Requirements
Filter the entries and keep only the lines where the string "this" appears.

Records supplied
>> START

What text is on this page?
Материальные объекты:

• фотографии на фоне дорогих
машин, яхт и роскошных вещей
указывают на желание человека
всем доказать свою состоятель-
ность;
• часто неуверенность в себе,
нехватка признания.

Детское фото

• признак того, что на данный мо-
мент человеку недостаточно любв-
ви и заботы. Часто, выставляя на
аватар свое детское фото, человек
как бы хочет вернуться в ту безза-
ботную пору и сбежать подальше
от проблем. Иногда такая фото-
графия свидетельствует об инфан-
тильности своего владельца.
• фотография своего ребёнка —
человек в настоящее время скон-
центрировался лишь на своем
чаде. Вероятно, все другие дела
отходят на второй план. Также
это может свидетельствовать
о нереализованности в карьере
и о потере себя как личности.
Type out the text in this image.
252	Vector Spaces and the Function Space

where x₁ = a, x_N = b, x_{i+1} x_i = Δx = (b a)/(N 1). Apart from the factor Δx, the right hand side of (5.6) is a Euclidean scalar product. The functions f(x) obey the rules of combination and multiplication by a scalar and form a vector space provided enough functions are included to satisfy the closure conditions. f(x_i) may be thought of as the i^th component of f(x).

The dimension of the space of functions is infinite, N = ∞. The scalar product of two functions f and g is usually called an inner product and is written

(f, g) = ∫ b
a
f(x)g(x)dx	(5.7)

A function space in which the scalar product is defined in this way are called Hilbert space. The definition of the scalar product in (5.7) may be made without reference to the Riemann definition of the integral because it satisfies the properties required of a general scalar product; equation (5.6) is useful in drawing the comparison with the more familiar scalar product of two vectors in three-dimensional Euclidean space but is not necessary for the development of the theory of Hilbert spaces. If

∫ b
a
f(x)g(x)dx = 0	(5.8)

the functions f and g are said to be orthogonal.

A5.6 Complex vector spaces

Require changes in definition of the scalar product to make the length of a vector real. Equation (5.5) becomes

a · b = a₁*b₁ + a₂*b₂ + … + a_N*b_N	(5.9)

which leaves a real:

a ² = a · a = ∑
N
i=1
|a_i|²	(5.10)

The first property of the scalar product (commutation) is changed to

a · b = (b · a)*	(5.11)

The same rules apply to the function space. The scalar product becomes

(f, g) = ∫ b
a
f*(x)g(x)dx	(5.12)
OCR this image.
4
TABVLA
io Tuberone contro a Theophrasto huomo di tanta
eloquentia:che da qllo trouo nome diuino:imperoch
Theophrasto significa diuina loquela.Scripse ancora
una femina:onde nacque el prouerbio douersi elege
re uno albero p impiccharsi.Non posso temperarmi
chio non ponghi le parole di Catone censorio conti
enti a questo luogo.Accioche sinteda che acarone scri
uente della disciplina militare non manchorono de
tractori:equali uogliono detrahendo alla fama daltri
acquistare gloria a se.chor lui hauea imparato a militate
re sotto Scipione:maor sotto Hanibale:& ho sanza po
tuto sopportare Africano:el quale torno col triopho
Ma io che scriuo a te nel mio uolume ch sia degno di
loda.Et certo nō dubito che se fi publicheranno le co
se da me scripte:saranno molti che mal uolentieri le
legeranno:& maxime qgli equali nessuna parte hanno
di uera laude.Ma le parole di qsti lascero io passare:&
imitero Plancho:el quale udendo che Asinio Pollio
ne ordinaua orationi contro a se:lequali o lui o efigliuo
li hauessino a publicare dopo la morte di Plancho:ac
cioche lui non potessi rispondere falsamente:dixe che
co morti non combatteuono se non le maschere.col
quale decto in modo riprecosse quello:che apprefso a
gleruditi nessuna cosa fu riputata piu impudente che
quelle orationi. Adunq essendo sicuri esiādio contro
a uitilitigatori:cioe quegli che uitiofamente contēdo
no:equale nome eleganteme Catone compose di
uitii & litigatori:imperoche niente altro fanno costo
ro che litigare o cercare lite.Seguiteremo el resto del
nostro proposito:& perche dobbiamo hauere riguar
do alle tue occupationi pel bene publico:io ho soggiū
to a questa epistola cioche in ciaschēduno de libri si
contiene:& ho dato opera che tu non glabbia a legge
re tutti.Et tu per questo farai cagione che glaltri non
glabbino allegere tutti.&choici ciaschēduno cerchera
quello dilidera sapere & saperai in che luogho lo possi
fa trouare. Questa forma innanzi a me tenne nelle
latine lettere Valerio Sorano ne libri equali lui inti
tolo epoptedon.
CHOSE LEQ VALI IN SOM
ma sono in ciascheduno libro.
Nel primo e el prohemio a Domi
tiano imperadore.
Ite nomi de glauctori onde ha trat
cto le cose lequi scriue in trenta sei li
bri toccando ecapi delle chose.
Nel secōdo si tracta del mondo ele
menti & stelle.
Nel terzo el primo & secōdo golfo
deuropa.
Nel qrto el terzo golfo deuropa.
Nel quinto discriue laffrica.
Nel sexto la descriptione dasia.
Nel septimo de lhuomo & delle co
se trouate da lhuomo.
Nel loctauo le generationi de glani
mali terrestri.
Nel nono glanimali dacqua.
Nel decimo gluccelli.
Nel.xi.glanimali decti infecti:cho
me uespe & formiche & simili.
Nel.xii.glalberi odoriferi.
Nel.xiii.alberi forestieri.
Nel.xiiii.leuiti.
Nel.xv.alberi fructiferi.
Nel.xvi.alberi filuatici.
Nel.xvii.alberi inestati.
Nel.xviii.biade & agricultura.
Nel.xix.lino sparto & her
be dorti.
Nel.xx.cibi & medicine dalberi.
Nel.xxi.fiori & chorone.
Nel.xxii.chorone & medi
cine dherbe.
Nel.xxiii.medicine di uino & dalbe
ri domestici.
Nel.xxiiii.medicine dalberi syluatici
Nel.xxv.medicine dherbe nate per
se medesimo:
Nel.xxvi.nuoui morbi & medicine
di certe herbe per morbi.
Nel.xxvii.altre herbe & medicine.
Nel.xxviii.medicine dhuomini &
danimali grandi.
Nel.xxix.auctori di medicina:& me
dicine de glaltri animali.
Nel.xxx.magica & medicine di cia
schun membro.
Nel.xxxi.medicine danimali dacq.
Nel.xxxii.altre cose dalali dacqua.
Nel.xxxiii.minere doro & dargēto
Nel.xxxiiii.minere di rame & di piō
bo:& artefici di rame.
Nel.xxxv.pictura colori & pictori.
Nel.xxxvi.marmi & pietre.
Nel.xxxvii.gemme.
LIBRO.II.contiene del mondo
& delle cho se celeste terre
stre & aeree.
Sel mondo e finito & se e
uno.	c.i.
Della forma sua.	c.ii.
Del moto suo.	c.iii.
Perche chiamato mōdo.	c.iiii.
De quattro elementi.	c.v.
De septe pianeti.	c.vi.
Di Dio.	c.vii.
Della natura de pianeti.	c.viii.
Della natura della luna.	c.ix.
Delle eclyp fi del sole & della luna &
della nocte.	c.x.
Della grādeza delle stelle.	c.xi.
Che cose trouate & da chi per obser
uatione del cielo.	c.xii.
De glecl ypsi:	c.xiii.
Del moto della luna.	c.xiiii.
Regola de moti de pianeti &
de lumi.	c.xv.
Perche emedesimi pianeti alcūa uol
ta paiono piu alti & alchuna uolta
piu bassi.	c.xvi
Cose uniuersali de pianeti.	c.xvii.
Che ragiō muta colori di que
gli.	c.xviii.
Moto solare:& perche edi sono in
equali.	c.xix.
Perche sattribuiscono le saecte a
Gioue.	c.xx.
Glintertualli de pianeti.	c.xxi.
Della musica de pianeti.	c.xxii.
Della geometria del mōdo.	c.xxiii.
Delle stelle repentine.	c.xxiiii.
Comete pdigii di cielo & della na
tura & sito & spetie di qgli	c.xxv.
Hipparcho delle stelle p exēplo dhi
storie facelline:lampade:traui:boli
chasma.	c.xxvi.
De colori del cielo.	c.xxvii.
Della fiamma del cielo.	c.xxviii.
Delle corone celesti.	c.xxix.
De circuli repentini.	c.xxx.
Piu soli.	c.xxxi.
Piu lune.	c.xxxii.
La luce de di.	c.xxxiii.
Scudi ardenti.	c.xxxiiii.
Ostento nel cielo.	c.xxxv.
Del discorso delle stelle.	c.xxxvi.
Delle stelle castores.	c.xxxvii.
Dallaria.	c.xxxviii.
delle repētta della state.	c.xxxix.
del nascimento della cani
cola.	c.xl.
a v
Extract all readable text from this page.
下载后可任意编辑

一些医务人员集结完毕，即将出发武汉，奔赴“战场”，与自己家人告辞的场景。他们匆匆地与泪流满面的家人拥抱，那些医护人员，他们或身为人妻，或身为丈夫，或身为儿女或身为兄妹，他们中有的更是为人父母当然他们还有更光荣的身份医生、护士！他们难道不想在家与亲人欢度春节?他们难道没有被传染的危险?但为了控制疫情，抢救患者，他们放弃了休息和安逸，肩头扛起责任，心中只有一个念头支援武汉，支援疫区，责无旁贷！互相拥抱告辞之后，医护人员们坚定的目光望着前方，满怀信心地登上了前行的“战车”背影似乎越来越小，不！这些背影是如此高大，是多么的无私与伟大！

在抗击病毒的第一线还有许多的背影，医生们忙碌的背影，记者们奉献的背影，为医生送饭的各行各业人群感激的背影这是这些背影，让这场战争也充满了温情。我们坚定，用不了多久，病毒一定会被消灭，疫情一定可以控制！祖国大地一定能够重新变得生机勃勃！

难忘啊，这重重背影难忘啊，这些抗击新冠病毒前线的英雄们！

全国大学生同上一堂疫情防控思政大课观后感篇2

>> END

Full answer
What text is on this page?
Type out the text in this image.
A function space in which the scalar product is defined in this way are called Hilbert space. The definition of the scalar product in (5.7) may be made without reference to the Riemann definition of the integral because it satisfies the properties required of a general scalar product; equation (5.6) is useful in drawing the comparison with the more familiar scalar product of two vectors in three-dimensional Euclidean space but is not necessary for the development of the theory of Hilbert spaces. If
OCR this image.
Extract all readable text from this page.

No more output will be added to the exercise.